§ **Directions**:
Separate out the lines that hold "diperoleh".

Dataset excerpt
--------------------------------------------------
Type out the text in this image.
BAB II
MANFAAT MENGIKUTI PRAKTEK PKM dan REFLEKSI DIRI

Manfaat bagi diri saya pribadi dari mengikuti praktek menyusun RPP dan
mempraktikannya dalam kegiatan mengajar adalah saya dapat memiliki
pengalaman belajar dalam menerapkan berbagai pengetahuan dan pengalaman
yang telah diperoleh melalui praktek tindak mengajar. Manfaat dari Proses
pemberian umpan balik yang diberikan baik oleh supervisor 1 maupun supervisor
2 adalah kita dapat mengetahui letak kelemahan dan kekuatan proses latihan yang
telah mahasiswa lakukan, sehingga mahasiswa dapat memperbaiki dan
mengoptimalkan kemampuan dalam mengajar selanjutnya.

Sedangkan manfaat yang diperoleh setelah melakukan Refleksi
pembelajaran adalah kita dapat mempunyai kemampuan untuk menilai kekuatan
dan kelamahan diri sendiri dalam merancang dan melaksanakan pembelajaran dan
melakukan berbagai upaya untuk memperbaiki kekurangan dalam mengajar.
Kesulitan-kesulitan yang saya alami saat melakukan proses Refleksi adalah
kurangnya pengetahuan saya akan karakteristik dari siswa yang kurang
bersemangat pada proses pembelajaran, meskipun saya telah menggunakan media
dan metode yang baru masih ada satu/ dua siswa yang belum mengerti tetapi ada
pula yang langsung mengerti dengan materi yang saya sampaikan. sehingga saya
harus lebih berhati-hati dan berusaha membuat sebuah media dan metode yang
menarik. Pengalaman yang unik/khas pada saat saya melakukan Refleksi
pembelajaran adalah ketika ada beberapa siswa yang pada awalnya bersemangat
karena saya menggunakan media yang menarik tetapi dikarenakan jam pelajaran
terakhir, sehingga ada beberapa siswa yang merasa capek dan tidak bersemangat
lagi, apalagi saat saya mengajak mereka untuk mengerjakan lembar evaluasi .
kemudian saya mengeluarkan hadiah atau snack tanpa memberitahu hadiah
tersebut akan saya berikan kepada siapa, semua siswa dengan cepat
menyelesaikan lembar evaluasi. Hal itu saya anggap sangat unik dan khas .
--------------------------------------------------
§ **Exercise response**:
yang telah diperoleh melalui praktek tindak mengajar. Manfaat dari Proses
Sedangkan manfaat yang diperoleh setelah melakukan Refleksi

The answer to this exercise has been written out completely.